● **Material provided**

-- START --

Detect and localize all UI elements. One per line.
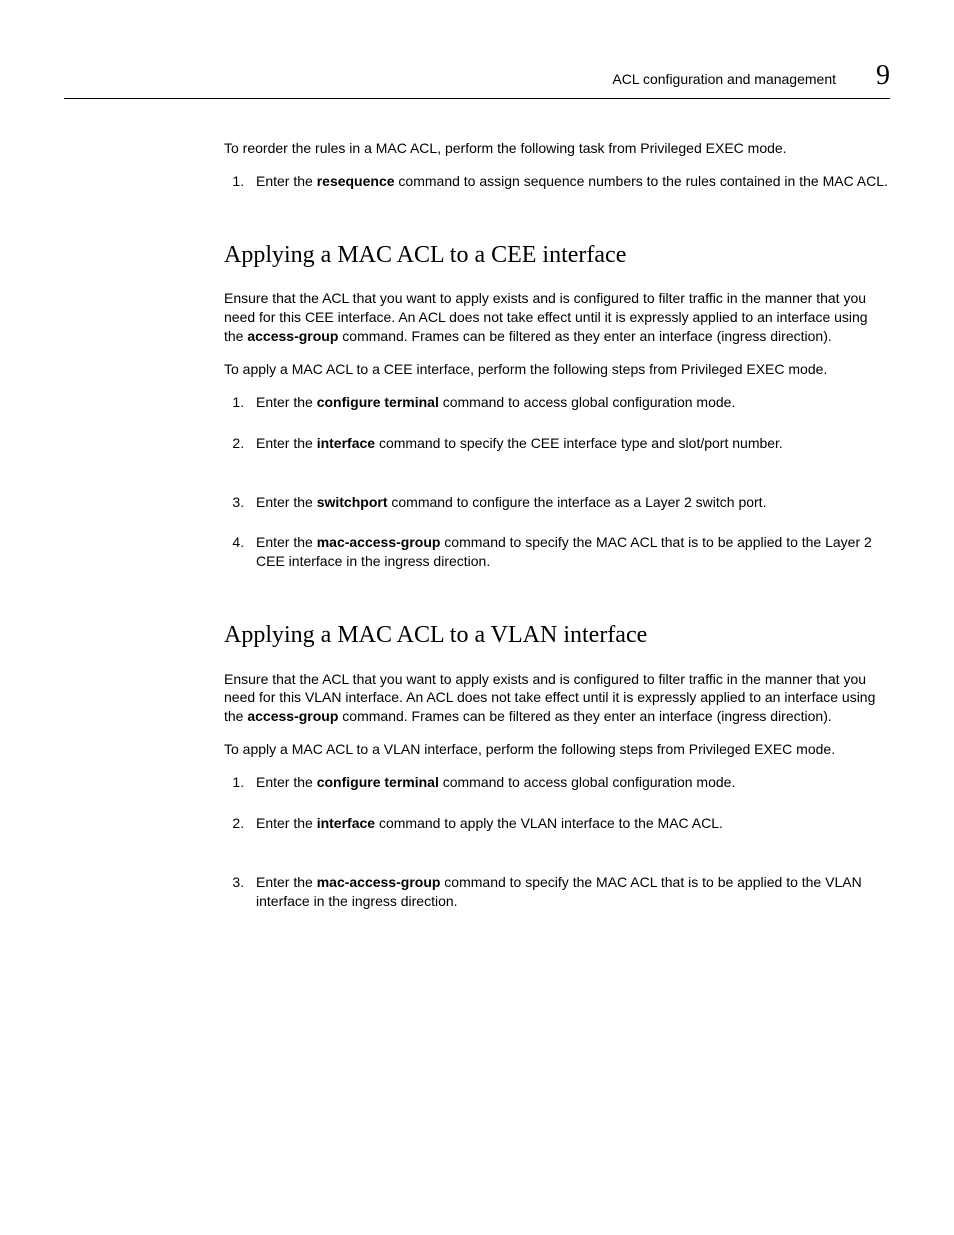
command: mac-access-group — [317, 534, 441, 550]
command: interface — [317, 435, 375, 451]
paragraph: Ensure that the ACL that you want to app… — [224, 670, 890, 727]
section-heading-cee: Applying a MAC ACL to a CEE interface — [224, 239, 890, 271]
command: mac-access-group — [317, 874, 441, 890]
text: Enter the — [256, 874, 317, 890]
text: command. Frames can be filtered as they … — [338, 708, 831, 724]
text: command to access global configuration m… — [439, 774, 736, 790]
command: access-group — [247, 328, 338, 344]
command: interface — [317, 815, 375, 831]
list-item: Enter the interface command to apply the… — [248, 814, 890, 833]
text: Enter the — [256, 494, 317, 510]
page-header: ACL configuration and management 9 — [64, 60, 890, 92]
command: switchport — [317, 494, 388, 510]
text: command to specify the CEE interface typ… — [375, 435, 783, 451]
list-item: Enter the mac-access-group command to sp… — [248, 873, 890, 911]
text: command to apply the VLAN interface to t… — [375, 815, 723, 831]
intro-paragraph: To reorder the rules in a MAC ACL, perfo… — [224, 139, 890, 158]
section-b-steps: Enter the configure terminal command to … — [224, 773, 890, 911]
command: configure terminal — [317, 394, 439, 410]
command: configure terminal — [317, 774, 439, 790]
running-title: ACL configuration and management — [612, 71, 836, 87]
text: Enter the — [256, 815, 317, 831]
list-item: Enter the resequence command to assign s… — [248, 172, 890, 191]
text: Enter the — [256, 173, 317, 189]
command: resequence — [317, 173, 395, 189]
text: Enter the — [256, 394, 317, 410]
list-item: Enter the interface command to specify t… — [248, 434, 890, 453]
intro-steps: Enter the resequence command to assign s… — [224, 172, 890, 191]
paragraph: Ensure that the ACL that you want to app… — [224, 289, 890, 346]
paragraph: To apply a MAC ACL to a VLAN interface, … — [224, 740, 890, 759]
page: ACL configuration and management 9 To re… — [0, 0, 954, 1235]
chapter-number: 9 — [876, 60, 890, 92]
text: command to access global configuration m… — [439, 394, 736, 410]
text: command to configure the interface as a … — [387, 494, 766, 510]
list-item: Enter the configure terminal command to … — [248, 393, 890, 412]
text: command. Frames can be filtered as they … — [338, 328, 831, 344]
text: Enter the — [256, 435, 317, 451]
section-a-steps: Enter the configure terminal command to … — [224, 393, 890, 571]
list-item: Enter the configure terminal command to … — [248, 773, 890, 792]
text: command to assign sequence numbers to th… — [395, 173, 888, 189]
header-rule — [64, 98, 890, 99]
list-item: Enter the mac-access-group command to sp… — [248, 533, 890, 571]
command: access-group — [247, 708, 338, 724]
body-content: To reorder the rules in a MAC ACL, perfo… — [224, 139, 890, 911]
list-item: Enter the switchport command to configur… — [248, 493, 890, 512]
paragraph: To apply a MAC ACL to a CEE interface, p… — [224, 360, 890, 379]
text: Enter the — [256, 534, 317, 550]
section-heading-vlan: Applying a MAC ACL to a VLAN interface — [224, 619, 890, 651]
text: Enter the — [256, 774, 317, 790]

-- END --

● **What this task involves**
Copy the data lines between those holding "command: mac-access-group — [317, 534, 441, 550]" and "text: command to apply", inclusive, substituting "Type the" for every "Enter the". Keep everything else the same.

● **Exercise answer**
command: mac-access-group — [317, 534, 441, 550]
command: interface — [317, 435, 375, 451]
paragraph: Ensure that the ACL that you want to app… — [224, 670, 890, 727]
section-heading-cee: Applying a MAC ACL to a CEE interface — [224, 239, 890, 271]
command: mac-access-group — [317, 874, 441, 890]
text: Type the — [256, 874, 317, 890]
text: command. Frames can be filtered as they … — [338, 708, 831, 724]
text: command to access global configuration m… — [439, 774, 736, 790]
command: access-group — [247, 328, 338, 344]
command: interface — [317, 815, 375, 831]
list-item: Type the interface command to apply the… — [248, 814, 890, 833]
text: Type the — [256, 494, 317, 510]
page-header: ACL configuration and management 9 — [64, 60, 890, 92]
command: switchport — [317, 494, 388, 510]
text: command to specify the CEE interface typ… — [375, 435, 783, 451]
list-item: Type the mac-access-group command to sp… — [248, 873, 890, 911]
text: command to apply the VLAN interface to t… — [375, 815, 723, 831]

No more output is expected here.